> _Work to be completed_
Write out every entry word for word.

> _Information provided_
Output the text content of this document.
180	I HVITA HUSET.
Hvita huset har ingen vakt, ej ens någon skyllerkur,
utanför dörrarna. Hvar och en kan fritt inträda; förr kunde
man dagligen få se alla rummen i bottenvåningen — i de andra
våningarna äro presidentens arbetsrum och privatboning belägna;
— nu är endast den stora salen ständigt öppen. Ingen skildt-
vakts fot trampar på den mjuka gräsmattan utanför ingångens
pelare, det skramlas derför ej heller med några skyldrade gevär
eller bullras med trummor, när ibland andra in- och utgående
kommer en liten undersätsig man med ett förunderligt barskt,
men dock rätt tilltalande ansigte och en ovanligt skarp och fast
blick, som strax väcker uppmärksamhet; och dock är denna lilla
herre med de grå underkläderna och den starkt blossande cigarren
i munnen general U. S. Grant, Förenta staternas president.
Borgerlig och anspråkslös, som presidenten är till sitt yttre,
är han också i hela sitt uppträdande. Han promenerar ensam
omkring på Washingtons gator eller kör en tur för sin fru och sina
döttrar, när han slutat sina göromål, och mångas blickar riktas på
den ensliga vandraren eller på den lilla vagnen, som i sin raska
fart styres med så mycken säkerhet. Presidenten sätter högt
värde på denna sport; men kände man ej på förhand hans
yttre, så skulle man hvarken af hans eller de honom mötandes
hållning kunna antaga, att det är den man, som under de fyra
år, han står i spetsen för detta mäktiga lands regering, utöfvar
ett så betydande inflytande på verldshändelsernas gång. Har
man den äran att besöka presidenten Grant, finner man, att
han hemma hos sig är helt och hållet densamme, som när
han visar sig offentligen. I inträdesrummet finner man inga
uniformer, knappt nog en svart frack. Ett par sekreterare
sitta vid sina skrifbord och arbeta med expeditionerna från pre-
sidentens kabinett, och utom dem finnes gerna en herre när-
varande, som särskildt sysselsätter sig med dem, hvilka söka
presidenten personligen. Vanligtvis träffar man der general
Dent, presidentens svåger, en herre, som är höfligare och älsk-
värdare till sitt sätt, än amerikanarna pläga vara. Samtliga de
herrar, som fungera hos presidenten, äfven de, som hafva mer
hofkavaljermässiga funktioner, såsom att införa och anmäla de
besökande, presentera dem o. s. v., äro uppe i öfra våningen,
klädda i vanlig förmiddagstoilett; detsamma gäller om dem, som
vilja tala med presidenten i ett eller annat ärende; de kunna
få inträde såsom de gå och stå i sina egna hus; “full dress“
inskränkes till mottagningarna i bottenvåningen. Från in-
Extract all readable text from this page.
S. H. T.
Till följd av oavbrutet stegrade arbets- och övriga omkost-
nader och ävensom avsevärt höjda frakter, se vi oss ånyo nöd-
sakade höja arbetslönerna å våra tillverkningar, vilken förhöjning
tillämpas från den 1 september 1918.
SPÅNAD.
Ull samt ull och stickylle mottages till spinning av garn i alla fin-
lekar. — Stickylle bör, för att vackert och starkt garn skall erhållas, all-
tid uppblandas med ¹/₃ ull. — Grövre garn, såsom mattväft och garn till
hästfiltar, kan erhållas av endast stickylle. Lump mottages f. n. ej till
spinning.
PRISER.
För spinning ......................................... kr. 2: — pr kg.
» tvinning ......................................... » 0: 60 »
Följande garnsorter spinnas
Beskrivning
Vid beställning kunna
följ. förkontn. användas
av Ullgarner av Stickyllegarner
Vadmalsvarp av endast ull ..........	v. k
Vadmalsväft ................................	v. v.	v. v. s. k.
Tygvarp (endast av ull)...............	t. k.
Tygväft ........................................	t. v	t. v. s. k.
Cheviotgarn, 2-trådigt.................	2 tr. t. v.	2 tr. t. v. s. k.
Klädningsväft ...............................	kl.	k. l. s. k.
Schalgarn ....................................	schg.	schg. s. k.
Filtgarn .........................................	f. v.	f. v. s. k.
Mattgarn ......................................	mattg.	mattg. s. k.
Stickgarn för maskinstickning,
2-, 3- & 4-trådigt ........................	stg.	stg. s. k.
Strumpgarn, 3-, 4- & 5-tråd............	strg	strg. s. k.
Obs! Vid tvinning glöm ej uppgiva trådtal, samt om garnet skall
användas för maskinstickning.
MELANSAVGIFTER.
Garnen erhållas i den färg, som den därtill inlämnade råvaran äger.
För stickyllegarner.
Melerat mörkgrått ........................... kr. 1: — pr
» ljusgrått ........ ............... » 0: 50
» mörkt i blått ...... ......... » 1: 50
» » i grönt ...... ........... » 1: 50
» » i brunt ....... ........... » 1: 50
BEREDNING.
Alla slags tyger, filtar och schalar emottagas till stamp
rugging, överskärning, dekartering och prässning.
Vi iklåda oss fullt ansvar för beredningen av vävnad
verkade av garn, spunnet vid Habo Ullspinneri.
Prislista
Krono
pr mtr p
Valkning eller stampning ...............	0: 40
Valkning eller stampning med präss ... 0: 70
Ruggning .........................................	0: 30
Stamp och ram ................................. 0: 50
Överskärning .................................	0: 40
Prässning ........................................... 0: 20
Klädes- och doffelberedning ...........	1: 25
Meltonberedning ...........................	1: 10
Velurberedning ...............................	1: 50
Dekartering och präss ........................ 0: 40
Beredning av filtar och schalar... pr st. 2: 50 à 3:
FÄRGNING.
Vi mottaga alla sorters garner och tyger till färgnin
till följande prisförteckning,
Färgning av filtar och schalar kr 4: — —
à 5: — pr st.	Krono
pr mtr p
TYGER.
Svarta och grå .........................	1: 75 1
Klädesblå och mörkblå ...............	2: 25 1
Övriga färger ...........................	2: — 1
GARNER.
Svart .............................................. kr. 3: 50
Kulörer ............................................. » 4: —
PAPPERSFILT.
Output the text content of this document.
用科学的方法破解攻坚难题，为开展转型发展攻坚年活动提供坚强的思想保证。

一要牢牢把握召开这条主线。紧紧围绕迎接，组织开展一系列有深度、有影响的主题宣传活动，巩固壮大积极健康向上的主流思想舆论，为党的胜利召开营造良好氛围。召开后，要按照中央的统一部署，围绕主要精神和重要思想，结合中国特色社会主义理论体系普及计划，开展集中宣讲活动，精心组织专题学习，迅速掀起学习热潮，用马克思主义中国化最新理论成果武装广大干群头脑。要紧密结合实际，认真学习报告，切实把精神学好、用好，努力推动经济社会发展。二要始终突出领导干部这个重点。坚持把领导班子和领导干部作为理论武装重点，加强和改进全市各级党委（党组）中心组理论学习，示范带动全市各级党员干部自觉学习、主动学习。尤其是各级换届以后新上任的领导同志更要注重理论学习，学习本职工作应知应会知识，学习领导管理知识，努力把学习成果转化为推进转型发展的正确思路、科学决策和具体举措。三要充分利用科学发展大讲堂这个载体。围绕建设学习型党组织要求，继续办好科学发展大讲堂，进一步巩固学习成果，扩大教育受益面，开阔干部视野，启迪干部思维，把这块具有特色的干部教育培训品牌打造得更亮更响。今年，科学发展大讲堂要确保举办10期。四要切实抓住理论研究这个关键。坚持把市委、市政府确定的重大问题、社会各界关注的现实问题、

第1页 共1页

> _Correct response_
Output the text content of this document.
180	I HVITA HUSET.
Hvita huset har ingen vakt, ej ens någon skyllerkur,
utanför dörrarna. Hvar och en kan fritt inträda; förr kunde
man dagligen få se alla rummen i bottenvåningen — i de andra
våningarna äro presidentens arbetsrum och privatboning belägna;
— nu är endast den stora salen ständigt öppen. Ingen skildt-
vakts fot trampar på den mjuka gräsmattan utanför ingångens
pelare, det skramlas derför ej heller med några skyldrade gevär
eller bullras med trummor, när ibland andra in- och utgående
kommer en liten undersätsig man med ett förunderligt barskt,
men dock rätt tilltalande ansigte och en ovanligt skarp och fast
blick, som strax väcker uppmärksamhet; och dock är denna lilla
herre med de grå underkläderna och den starkt blossande cigarren
i munnen general U. S. Grant, Förenta staternas president.
Borgerlig och anspråkslös, som presidenten är till sitt yttre,
är han också i hela sitt uppträdande. Han promenerar ensam
omkring på Washingtons gator eller kör en tur för sin fru och sina
döttrar, när han slutat sina göromål, och mångas blickar riktas på
den ensliga vandraren eller på den lilla vagnen, som i sin raska
fart styres med så mycken säkerhet. Presidenten sätter högt
värde på denna sport; men kände man ej på förhand hans
yttre, så skulle man hvarken af hans eller de honom mötandes
hållning kunna antaga, att det är den man, som under de fyra
år, han står i spetsen för detta mäktiga lands regering, utöfvar
ett så betydande inflytande på verldshändelsernas gång. Har
man den äran att besöka presidenten Grant, finner man, att
han hemma hos sig är helt och hållet densamme, som när
han visar sig offentligen. I inträdesrummet finner man inga
uniformer, knappt nog en svart frack. Ett par sekreterare
sitta vid sina skrifbord och arbeta med expeditionerna från pre-
sidentens kabinett, och utom dem finnes gerna en herre när-
varande, som särskildt sysselsätter sig med dem, hvilka söka
presidenten personligen. Vanligtvis träffar man der general
Dent, presidentens svåger, en herre, som är höfligare och älsk-
värdare till sitt sätt, än amerikanarna pläga vara. Samtliga de
herrar, som fungera hos presidenten, äfven de, som hafva mer
hofkavaljermässiga funktioner, såsom att införa och anmäla de
besökande, presentera dem o. s. v., äro uppe i öfra våningen,
klädda i vanlig förmiddagstoilett; detsamma gäller om dem, som
vilja tala med presidenten i ett eller annat ärende; de kunna
få inträde såsom de gå och stå i sina egna hus; “full dress“
inskränkes till mottagningarna i bottenvåningen. Från in-
Extract all readable text from this page.
S. H. T.
Till följd av oavbrutet stegrade arbets- och övriga omkost-
nader och ävensom avsevärt höjda frakter, se vi oss ånyo nöd-
sakade höja arbetslönerna å våra tillverkningar, vilken förhöjning
tillämpas från den 1 september 1918.
SPÅNAD.
Ull samt ull och stickylle mottages till spinning av garn i alla fin-
lekar. — Stickylle bör, för att vackert och starkt garn skall erhållas, all-
tid uppblandas med ¹/₃ ull. — Grövre garn, såsom mattväft och garn till
hästfiltar, kan erhållas av endast stickylle. Lump mottages f. n. ej till
spinning.
PRISER.
För spinning ......................................... kr. 2: — pr kg.
» tvinning ......................................... » 0: 60 »
Följande garnsorter spinnas
Beskrivning
Vid beställning kunna
följ. förkontn. användas
av Ullgarner av Stickyllegarner
Vadmalsvarp av endast ull ..........	v. k
Vadmalsväft ................................	v. v.	v. v. s. k.
Tygvarp (endast av ull)...............	t. k.
Tygväft ........................................	t. v	t. v. s. k.
Cheviotgarn, 2-trådigt.................	2 tr. t. v.	2 tr. t. v. s. k.
Klädningsväft ...............................	kl.	k. l. s. k.
Schalgarn ....................................	schg.	schg. s. k.
Filtgarn .........................................	f. v.	f. v. s. k.
Mattgarn ......................................	mattg.	mattg. s. k.
Stickgarn för maskinstickning,
2-, 3- & 4-trådigt ........................	stg.	stg. s. k.
Strumpgarn, 3-, 4- & 5-tråd............	strg	strg. s. k.
Obs! Vid tvinning glöm ej uppgiva trådtal, samt om garnet skall
användas för maskinstickning.
MELANSAVGIFTER.
Garnen erhållas i den färg, som den därtill inlämnade råvaran äger.
För stickyllegarner.
Melerat mörkgrått ........................... kr. 1: — pr
» ljusgrått ........ ............... » 0: 50
» mörkt i blått ...... ......... » 1: 50
» » i grönt ...... ........... » 1: 50
» » i brunt ....... ........... » 1: 50
BEREDNING.
Alla slags tyger, filtar och schalar emottagas till stamp
rugging, överskärning, dekartering och prässning.
Vi iklåda oss fullt ansvar för beredningen av vävnad
verkade av garn, spunnet vid Habo Ullspinneri.
Prislista
Krono
pr mtr p
Valkning eller stampning ...............	0: 40
Valkning eller stampning med präss ... 0: 70
Ruggning .........................................	0: 30
Stamp och ram ................................. 0: 50
Överskärning .................................	0: 40
Prässning ........................................... 0: 20
Klädes- och doffelberedning ...........	1: 25
Meltonberedning ...........................	1: 10
Velurberedning ...............................	1: 50
Dekartering och präss ........................ 0: 40
Beredning av filtar och schalar... pr st. 2: 50 à 3:
FÄRGNING.
Vi mottaga alla sorters garner och tyger till färgnin
till följande prisförteckning,
Färgning av filtar och schalar kr 4: — —
à 5: — pr st.	Krono
pr mtr p
TYGER.
Svarta och grå .........................	1: 75 1
Klädesblå och mörkblå ...............	2: 25 1
Övriga färger ...........................	2: — 1
GARNER.
Svart .............................................. kr. 3: 50
Kulörer ............................................. » 4: —
PAPPERSFILT.
Output the text content of this document.
用科学的方法破解攻坚难题，为开展转型发展攻坚年活动提供坚强的思想保证。

一要牢牢把握召开这条主线。紧紧围绕迎接，组织开展一系列有深度、有影响的主题宣传活动，巩固壮大积极健康向上的主流思想舆论，为党的胜利召开营造良好氛围。召开后，要按照中央的统一部署，围绕主要精神和重要思想，结合中国特色社会主义理论体系普及计划，开展集中宣讲活动，精心组织专题学习，迅速掀起学习热潮，用马克思主义中国化最新理论成果武装广大干群头脑。要紧密结合实际，认真学习报告，切实把精神学好、用好，努力推动经济社会发展。二要始终突出领导干部这个重点。坚持把领导班子和领导干部作为理论武装重点，加强和改进全市各级党委（党组）中心组理论学习，示范带动全市各级党员干部自觉学习、主动学习。尤其是各级换届以后新上任的领导同志更要注重理论学习，学习本职工作应知应会知识，学习领导管理知识，努力把学习成果转化为推进转型发展的正确思路、科学决策和具体举措。三要充分利用科学发展大讲堂这个载体。围绕建设学习型党组织要求，继续办好科学发展大讲堂，进一步巩固学习成果，扩大教育受益面，开阔干部视野，启迪干部思维，把这块具有特色的干部教育培训品牌打造得更亮更响。今年，科学发展大讲堂要确保举办10期。四要切实抓住理论研究这个关键。坚持把市委、市政府确定的重大问题、社会各界关注的现实问题、

第1页 共1页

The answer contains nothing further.